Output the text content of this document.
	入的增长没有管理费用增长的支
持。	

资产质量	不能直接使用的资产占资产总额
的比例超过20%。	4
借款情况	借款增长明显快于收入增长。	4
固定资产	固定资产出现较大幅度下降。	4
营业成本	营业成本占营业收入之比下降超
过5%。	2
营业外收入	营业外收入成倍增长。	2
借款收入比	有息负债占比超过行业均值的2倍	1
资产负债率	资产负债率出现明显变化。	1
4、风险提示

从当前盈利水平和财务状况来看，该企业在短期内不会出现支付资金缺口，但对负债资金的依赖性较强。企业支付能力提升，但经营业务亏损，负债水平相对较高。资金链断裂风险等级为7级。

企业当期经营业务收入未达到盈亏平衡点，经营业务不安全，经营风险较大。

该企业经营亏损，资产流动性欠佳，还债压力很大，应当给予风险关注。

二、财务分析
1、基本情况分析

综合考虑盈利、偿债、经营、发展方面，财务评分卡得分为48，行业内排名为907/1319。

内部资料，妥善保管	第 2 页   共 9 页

#####

Goal of the exercise: Give a word-for-word copy of the records.

Solution:
Output the text content of this document.
	入的增长没有管理费用增长的支
持。	

资产质量	不能直接使用的资产占资产总额
的比例超过20%。	4
借款情况	借款增长明显快于收入增长。	4
固定资产	固定资产出现较大幅度下降。	4
营业成本	营业成本占营业收入之比下降超
过5%。	2
营业外收入	营业外收入成倍增长。	2
借款收入比	有息负债占比超过行业均值的2倍	1
资产负债率	资产负债率出现明显变化。	1
4、风险提示

从当前盈利水平和财务状况来看，该企业在短期内不会出现支付资金缺口，但对负债资金的依赖性较强。企业支付能力提升，但经营业务亏损，负债水平相对较高。资金链断裂风险等级为7级。

企业当期经营业务收入未达到盈亏平衡点，经营业务不安全，经营风险较大。

该企业经营亏损，资产流动性欠佳，还债压力很大，应当给予风险关注。

二、财务分析
1、基本情况分析

综合考虑盈利、偿债、经营、发展方面，财务评分卡得分为48，行业内排名为907/1319。

内部资料，妥善保管	第 2 页   共 9 页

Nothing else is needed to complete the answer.